→ WORK INSTRUCTION 1: In the funeral services extract, on what date will PFP's fully franked dividend be paid?
→ WORK INSTRUCTION 2: List everything the funeral services extract says the company acquired in 1HFY20.
→ WORK INSTRUCTION 3: Echo the funeral services extract from "The company is" up to and including "InvoCare Limited (ASX:IVC)".

=== PAGE EXTRACT ===

However, NPAT was down by 47.5% to $3.4 million, negatively impacted by AASB 16, $1.4 million of acquisition costs and $4.1 million Performance Fee earned by the Manager. PFP declared a fully franked dividend of 4.0 cents per share, which will be paid on 06 April 2020. In 1HFY20, the company performed 6,646 funerals, up 17.8% compared to pcp and the company’s average revenue per funeral was $5,764 in 1H FY20, up 3.2% on FY19.

Key highlights for 1HFY20 (Source: Company’s Report)

Acquisitions to Support Future Growth

In 1HFY20 the company acquired:

  • The entire issued share capital of Gregson & Weight Pty Ltd, three substantial freehold properties and a parcel of vacant land on the Sunshine Coast in Queensland.
  • The business, assets and specific freehold properties relating to Grahams Funeral Services Limited in the North Island of New Zealand.
  • Two freehold properties previously tenanted by the company.

Outlook for FY20

The company is witnessing positive trading momentum, which was built in the first half, with the total funeral volumes materially higher than the previous corresponding period during the first seven weeks of 2020. The growing and ageing population, and the recently expanded funding facilities will benefit the company going forward.

Stock Performance

The stock of PFP closed the day’s trading at $2.900 per share on 18 March 2020, an increase of 1.754% compared to its previous closing price. The company has a market capitalisation of $281.4 million, and the total outstanding shares of the company stood at 98.74 million. PFP’s 52-week low and high is $2.770 and $3.800, respectively. Propel has a P/E ratio of 30.190x.

InvoCare Limited (ASX:IVC)

Headquartered in Sydney, InvoCare Limited is a leading provider of funeral services across New Zealand, Australia and Singapore. The company seeks to deliver future growth by focussing on adapting offerings to meet the needs of client families. IVC has ~1,800 employees and manages approximately 290 funeral locations.

Robust FY19 Results Driven by Growth Initiatives

For the full year 2019, the company witnessed strong bounce back in operational EBITDA with a growth of 21.4%, led by an increase in the number of deaths and a solid performance from renovated locations. The advantage of the latest acquisitions produced an additional $4.3 million EBITDA.

The operating margin of the company stood at 29.2%, up by 430 bps compared to FY18. The strong growth in results was mainly driven by the positive impact of investment in the Protect & Grow strategy. In FY19, the company completed the renovation of 106 locations with more plans to renovate 74 locations in 2020 and accelerate rollout.

=== RECORD SET ===

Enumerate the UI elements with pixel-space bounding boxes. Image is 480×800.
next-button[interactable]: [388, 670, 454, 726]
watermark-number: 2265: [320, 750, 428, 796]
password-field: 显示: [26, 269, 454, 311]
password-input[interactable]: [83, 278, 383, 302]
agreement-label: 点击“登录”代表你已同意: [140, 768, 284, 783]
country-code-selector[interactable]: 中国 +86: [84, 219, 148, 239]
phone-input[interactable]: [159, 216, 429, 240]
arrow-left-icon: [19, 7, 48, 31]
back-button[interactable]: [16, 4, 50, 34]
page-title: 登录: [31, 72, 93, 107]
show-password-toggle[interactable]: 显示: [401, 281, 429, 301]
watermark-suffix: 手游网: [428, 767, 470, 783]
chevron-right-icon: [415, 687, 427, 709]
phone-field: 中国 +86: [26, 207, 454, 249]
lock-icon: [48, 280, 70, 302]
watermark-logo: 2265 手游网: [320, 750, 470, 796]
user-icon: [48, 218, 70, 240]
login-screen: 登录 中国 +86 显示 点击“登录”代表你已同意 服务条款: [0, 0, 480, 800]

===

→ YOUR RESPONSE 1: 06 April 2020

→ YOUR RESPONSE 2:
- The entire issued share capital of Gregson & Weight Pty Ltd, three substantial freehold properties and a parcel of vacant land on the Sunshine Coast in Queensland.
- The business, assets and specific freehold properties relating to Grahams Funeral Services Limited in the North Island of New Zealand.
- Two freehold properties previously tenanted by the company.

→ YOUR RESPONSE 3:
The company is witnessing positive trading momentum, which was built in the first half, with the total funeral volumes materially higher than the previous corresponding period during the first seven weeks of 2020. The growing and ageing population, and the recently expanded funding facilities will benefit the company going forward.

Stock Performance

The stock of PFP closed the day’s trading at $2.900 per share on 18 March 2020, an increase of 1.754% compared to its previous closing price. The company has a market capitalisation of $281.4 million, and the total outstanding shares of the company stood at 98.74 million. PFP’s 52-week low and high is $2.770 and $3.800, respectively. Propel has a P/E ratio of 30.190x.

InvoCare Limited (ASX:IVC)